╭──

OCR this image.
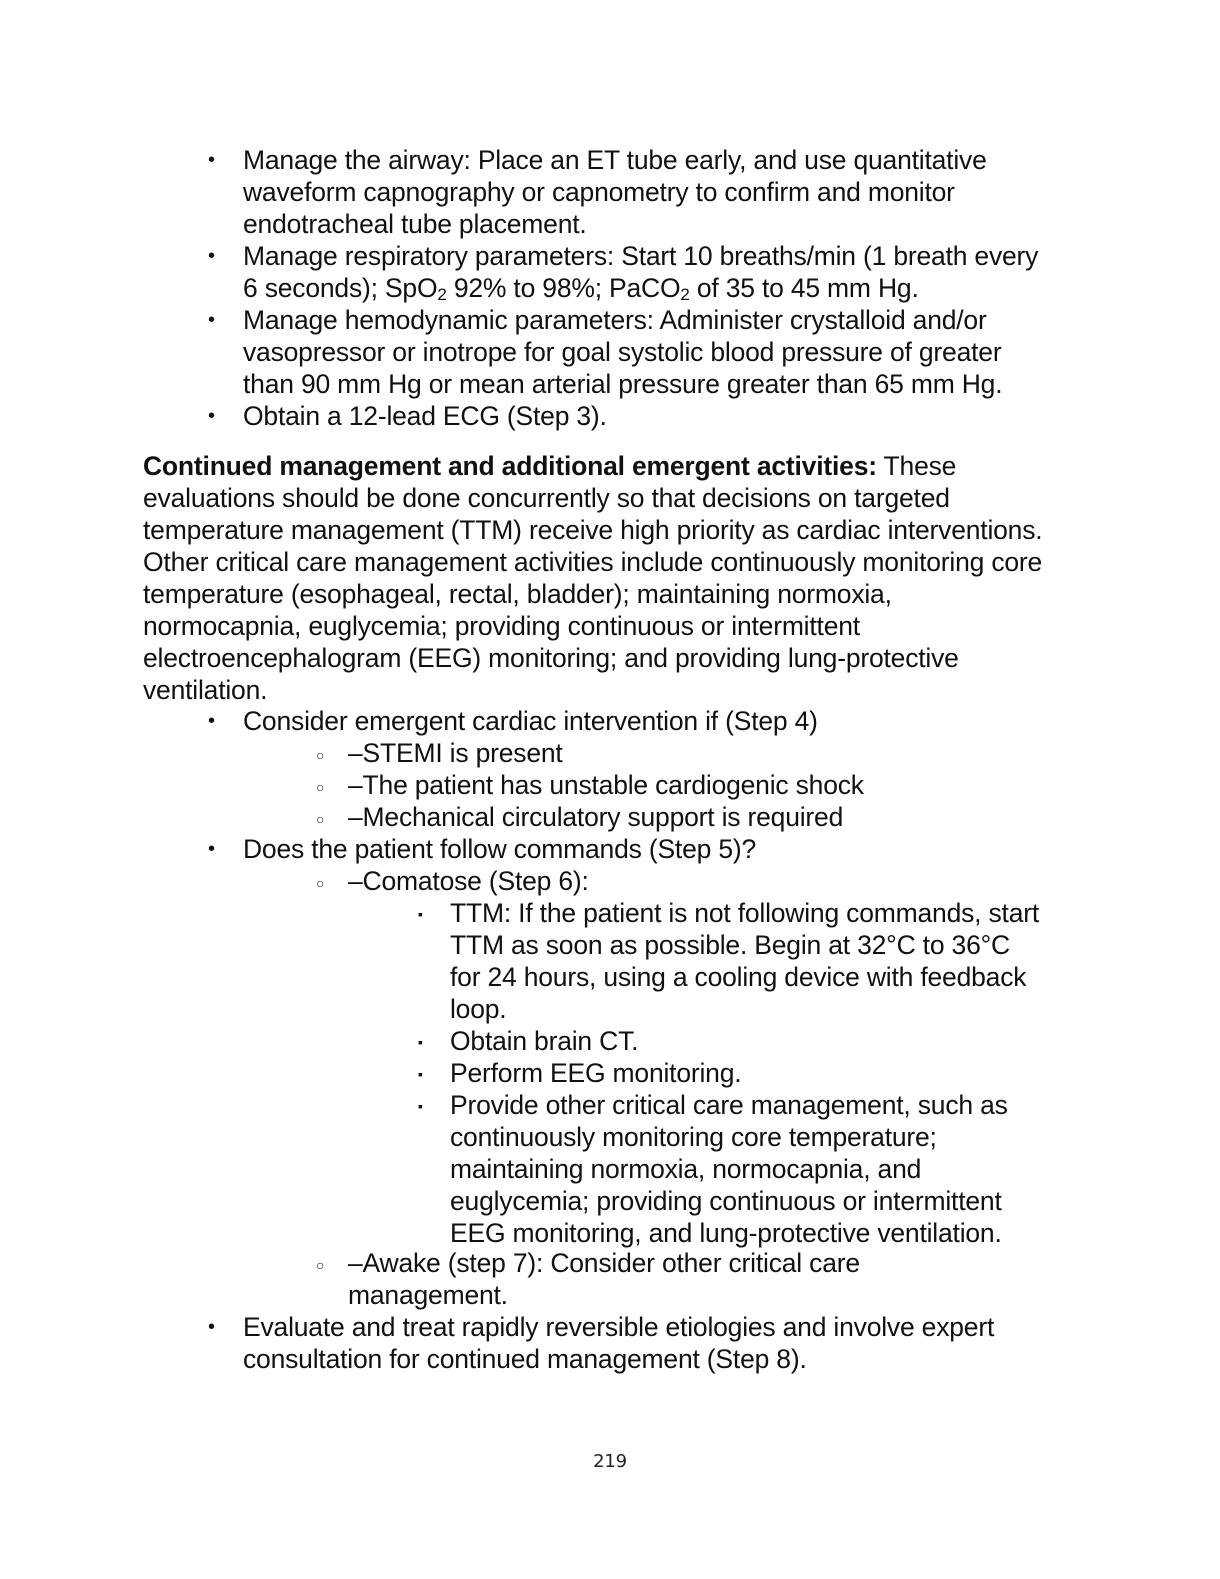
•
Manage the airway: Place an ET tube early, and use quantitative waveform capnography or capnometry to confirm and monitor endotracheal tube placement.
•
Manage respiratory parameters: Start 10 breaths/min (1 breath every 6 seconds); SpO$_2$ 92% to 98%; PaCO$_2$ of 35 to 45 mm Hg.
•
Manage hemodynamic parameters: Administer crystalloid and/or vasopressor or inotrope for goal systolic blood pressure of greater than 90 mm Hg or mean arterial pressure greater than 65 mm Hg.
•
Obtain a 12-lead ECG (Step 3).
Continued management and additional emergent activities: These evaluations should be done concurrently so that decisions on targeted temperature management (TTM) receive high priority as cardiac interventions. Other critical care management activities include continuously monitoring core temperature (esophageal, rectal, bladder); maintaining normoxia, normocapnia, euglycemia; providing continuous or intermittent electroencephalogram (EEG) monitoring; and providing lung-protective ventilation.
•
Consider emergent cardiac intervention if (Step 4)
○
–STEMI is present
○
–The patient has unstable cardiogenic shock
○
–Mechanical circulatory support is required
•
Does the patient follow commands (Step 5)?
○
–Comatose (Step 6):
▪
TTM: If the patient is not following commands, start TTM as soon as possible. Begin at 32°C to 36°C for 24 hours, using a cooling device with feedback loop.
▪
Obtain brain CT.
▪
Perform EEG monitoring.
▪
Provide other critical care management, such as continuously monitoring core temperature; maintaining normoxia, normocapnia, and euglycemia; providing continuous or intermittent EEG monitoring, and lung-protective ventilation.
○
–Awake (step 7): Consider other critical care management.
•
Evaluate and treat rapidly reversible etiologies and involve expert consultation for continued management (Step 8).
219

╰──

Take each line of the material that contains the word "cardiac" and list it.

▶ **The result**:
Continued management and additional emergent activities: These evaluations should be done concurrently so that decisions on targeted temperature management (TTM) receive high priority as cardiac interventions. Other critical care management activities include continuously monitoring core temperature (esophageal, rectal, bladder); maintaining normoxia, normocapnia, euglycemia; providing continuous or intermittent electroencephalogram (EEG) monitoring; and providing lung-protective ventilation.
Consider emergent cardiac intervention if (Step 4)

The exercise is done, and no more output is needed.